> AIM
Each line holding the word "this" counts once; give the total and nothing more.
**** INPUT ROWS
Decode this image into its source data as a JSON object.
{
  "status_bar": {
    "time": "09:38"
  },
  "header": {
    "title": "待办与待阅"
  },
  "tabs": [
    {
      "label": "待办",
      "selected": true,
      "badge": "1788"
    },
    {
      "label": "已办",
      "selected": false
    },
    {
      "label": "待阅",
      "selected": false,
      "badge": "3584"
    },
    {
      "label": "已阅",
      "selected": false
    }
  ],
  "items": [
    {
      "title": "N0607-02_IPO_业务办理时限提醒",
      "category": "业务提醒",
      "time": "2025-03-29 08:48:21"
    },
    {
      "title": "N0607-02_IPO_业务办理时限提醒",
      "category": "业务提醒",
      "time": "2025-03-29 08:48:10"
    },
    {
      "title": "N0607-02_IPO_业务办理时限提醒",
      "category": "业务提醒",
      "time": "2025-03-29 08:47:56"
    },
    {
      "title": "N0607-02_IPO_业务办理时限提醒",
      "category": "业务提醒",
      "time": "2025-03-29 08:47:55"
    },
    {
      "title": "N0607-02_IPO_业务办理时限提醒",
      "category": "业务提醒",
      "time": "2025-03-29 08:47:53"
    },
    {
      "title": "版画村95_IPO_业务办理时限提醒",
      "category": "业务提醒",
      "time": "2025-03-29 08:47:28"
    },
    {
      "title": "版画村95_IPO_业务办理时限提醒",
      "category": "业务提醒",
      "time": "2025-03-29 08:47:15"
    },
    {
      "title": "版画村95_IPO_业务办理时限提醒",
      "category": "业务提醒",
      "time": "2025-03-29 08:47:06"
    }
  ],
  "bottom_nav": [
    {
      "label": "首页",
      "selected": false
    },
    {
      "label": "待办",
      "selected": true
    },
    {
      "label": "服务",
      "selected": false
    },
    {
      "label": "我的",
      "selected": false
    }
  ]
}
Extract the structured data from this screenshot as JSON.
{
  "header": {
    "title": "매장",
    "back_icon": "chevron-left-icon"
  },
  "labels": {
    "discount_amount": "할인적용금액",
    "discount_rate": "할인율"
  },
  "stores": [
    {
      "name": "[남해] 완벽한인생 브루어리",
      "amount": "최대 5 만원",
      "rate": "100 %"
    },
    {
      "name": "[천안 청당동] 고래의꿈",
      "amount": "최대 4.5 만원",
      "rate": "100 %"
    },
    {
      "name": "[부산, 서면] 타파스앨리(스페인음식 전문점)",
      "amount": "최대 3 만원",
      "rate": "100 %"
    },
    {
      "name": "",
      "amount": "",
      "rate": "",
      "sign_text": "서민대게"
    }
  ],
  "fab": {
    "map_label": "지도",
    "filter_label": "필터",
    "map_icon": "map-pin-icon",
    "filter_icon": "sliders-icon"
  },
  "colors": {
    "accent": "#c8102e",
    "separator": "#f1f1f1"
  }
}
********
> TASK OUTPUT
2